[Items from a data source]
================

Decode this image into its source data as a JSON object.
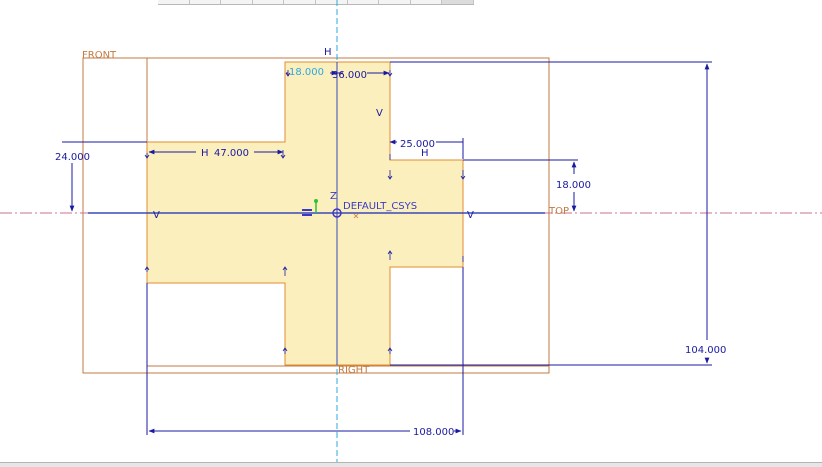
{
  "toolbar": {
    "button_count": 10
  },
  "datum_planes": {
    "front": "FRONT",
    "top": "TOP",
    "right": "RIGHT"
  },
  "csys": {
    "label": "DEFAULT_CSYS",
    "axis_label": "Z"
  },
  "constraints": {
    "horizontal": "H",
    "vertical": "V"
  },
  "dimensions": {
    "top_arm_half_width": "18.000",
    "top_arm_width": "36.000",
    "left_arm_length": "47.000",
    "right_arm_length": "25.000",
    "left_height": "24.000",
    "right_height": "18.000",
    "total_height": "104.000",
    "total_width": "108.000"
  },
  "colors": {
    "sketch_fill": "#fbefbe",
    "sketch_edge": "#e08c30",
    "datum": "#c47a40",
    "dimension": "#1a1aa0",
    "centerline_v": "#2ca8e0",
    "centerline_h": "#c87090",
    "csys": "#3a3ac8"
  }
}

================

EXERCISE OBJECTIVE: Reproduce every record above exactly, but leave out the pictures.

FINISHED EXERCISE:
Decode this image into its source data as a JSON object.
{
  "toolbar": {
    "button_count": 10
  },
  "datum_planes": {
    "front": "FRONT",
    "top": "TOP",
    "right": "RIGHT"
  },
  "csys": {
    "label": "DEFAULT_CSYS",
    "axis_label": "Z"
  },
  "constraints": {
    "horizontal": "H",
    "vertical": "V"
  },
  "dimensions": {
    "top_arm_half_width": "18.000",
    "top_arm_width": "36.000",
    "left_arm_length": "47.000",
    "right_arm_length": "25.000",
    "left_height": "24.000",
    "right_height": "18.000",
    "total_height": "104.000",
    "total_width": "108.000"
  },
  "colors": {
    "sketch_fill": "#fbefbe",
    "sketch_edge": "#e08c30",
    "datum": "#c47a40",
    "dimension": "#1a1aa0",
    "centerline_v": "#2ca8e0",
    "centerline_h": "#c87090",
    "csys": "#3a3ac8"
  }
}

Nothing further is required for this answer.